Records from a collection
···

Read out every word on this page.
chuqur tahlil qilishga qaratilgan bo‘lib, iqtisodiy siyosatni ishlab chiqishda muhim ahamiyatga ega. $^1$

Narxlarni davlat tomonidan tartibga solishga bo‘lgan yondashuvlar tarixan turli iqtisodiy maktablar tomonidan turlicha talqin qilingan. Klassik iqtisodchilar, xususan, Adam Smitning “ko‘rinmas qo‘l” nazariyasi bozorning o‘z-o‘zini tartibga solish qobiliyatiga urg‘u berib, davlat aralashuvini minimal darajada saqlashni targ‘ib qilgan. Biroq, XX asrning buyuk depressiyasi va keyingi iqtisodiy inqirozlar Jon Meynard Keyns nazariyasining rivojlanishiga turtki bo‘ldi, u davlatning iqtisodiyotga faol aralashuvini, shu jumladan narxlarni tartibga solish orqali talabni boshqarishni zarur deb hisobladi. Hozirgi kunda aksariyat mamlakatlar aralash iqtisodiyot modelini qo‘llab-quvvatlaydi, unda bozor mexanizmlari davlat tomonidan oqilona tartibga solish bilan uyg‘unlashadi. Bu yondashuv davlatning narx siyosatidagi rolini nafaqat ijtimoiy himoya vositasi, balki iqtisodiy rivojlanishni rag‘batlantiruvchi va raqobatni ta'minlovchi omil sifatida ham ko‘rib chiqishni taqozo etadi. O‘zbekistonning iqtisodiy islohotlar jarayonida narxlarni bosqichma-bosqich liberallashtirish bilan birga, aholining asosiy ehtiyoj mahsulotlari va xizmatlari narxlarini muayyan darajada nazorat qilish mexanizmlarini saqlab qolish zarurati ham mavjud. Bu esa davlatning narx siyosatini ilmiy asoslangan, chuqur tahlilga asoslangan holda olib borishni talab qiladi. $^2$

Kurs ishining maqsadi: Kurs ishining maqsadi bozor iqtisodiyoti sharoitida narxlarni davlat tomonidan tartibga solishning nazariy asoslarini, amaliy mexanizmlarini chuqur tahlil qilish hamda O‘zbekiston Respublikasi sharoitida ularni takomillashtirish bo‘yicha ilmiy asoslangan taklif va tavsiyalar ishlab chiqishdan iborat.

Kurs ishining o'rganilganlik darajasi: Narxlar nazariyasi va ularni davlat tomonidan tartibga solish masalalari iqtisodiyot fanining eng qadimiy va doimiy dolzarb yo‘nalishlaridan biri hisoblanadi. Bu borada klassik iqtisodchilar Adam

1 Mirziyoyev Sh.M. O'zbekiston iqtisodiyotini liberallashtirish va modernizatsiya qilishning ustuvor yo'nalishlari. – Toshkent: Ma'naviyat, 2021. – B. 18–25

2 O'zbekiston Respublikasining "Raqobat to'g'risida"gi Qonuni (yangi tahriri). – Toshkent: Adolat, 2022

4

···

◆ What is expected
Reproduce the material above exactly; please quote every line of it.

◆ Task answer
Read out every word on this page.
chuqur tahlil qilishga qaratilgan bo‘lib, iqtisodiy siyosatni ishlab chiqishda muhim ahamiyatga ega. $^1$

Narxlarni davlat tomonidan tartibga solishga bo‘lgan yondashuvlar tarixan turli iqtisodiy maktablar tomonidan turlicha talqin qilingan. Klassik iqtisodchilar, xususan, Adam Smitning “ko‘rinmas qo‘l” nazariyasi bozorning o‘z-o‘zini tartibga solish qobiliyatiga urg‘u berib, davlat aralashuvini minimal darajada saqlashni targ‘ib qilgan. Biroq, XX asrning buyuk depressiyasi va keyingi iqtisodiy inqirozlar Jon Meynard Keyns nazariyasining rivojlanishiga turtki bo‘ldi, u davlatning iqtisodiyotga faol aralashuvini, shu jumladan narxlarni tartibga solish orqali talabni boshqarishni zarur deb hisobladi. Hozirgi kunda aksariyat mamlakatlar aralash iqtisodiyot modelini qo‘llab-quvvatlaydi, unda bozor mexanizmlari davlat tomonidan oqilona tartibga solish bilan uyg‘unlashadi. Bu yondashuv davlatning narx siyosatidagi rolini nafaqat ijtimoiy himoya vositasi, balki iqtisodiy rivojlanishni rag‘batlantiruvchi va raqobatni ta'minlovchi omil sifatida ham ko‘rib chiqishni taqozo etadi. O‘zbekistonning iqtisodiy islohotlar jarayonida narxlarni bosqichma-bosqich liberallashtirish bilan birga, aholining asosiy ehtiyoj mahsulotlari va xizmatlari narxlarini muayyan darajada nazorat qilish mexanizmlarini saqlab qolish zarurati ham mavjud. Bu esa davlatning narx siyosatini ilmiy asoslangan, chuqur tahlilga asoslangan holda olib borishni talab qiladi. $^2$

Kurs ishining maqsadi: Kurs ishining maqsadi bozor iqtisodiyoti sharoitida narxlarni davlat tomonidan tartibga solishning nazariy asoslarini, amaliy mexanizmlarini chuqur tahlil qilish hamda O‘zbekiston Respublikasi sharoitida ularni takomillashtirish bo‘yicha ilmiy asoslangan taklif va tavsiyalar ishlab chiqishdan iborat.

Kurs ishining o'rganilganlik darajasi: Narxlar nazariyasi va ularni davlat tomonidan tartibga solish masalalari iqtisodiyot fanining eng qadimiy va doimiy dolzarb yo‘nalishlaridan biri hisoblanadi. Bu borada klassik iqtisodchilar Adam

1 Mirziyoyev Sh.M. O'zbekiston iqtisodiyotini liberallashtirish va modernizatsiya qilishning ustuvor yo'nalishlari. – Toshkent: Ma'naviyat, 2021. – B. 18–25

2 O'zbekiston Respublikasining "Raqobat to'g'risida"gi Qonuni (yangi tahriri). – Toshkent: Adolat, 2022

4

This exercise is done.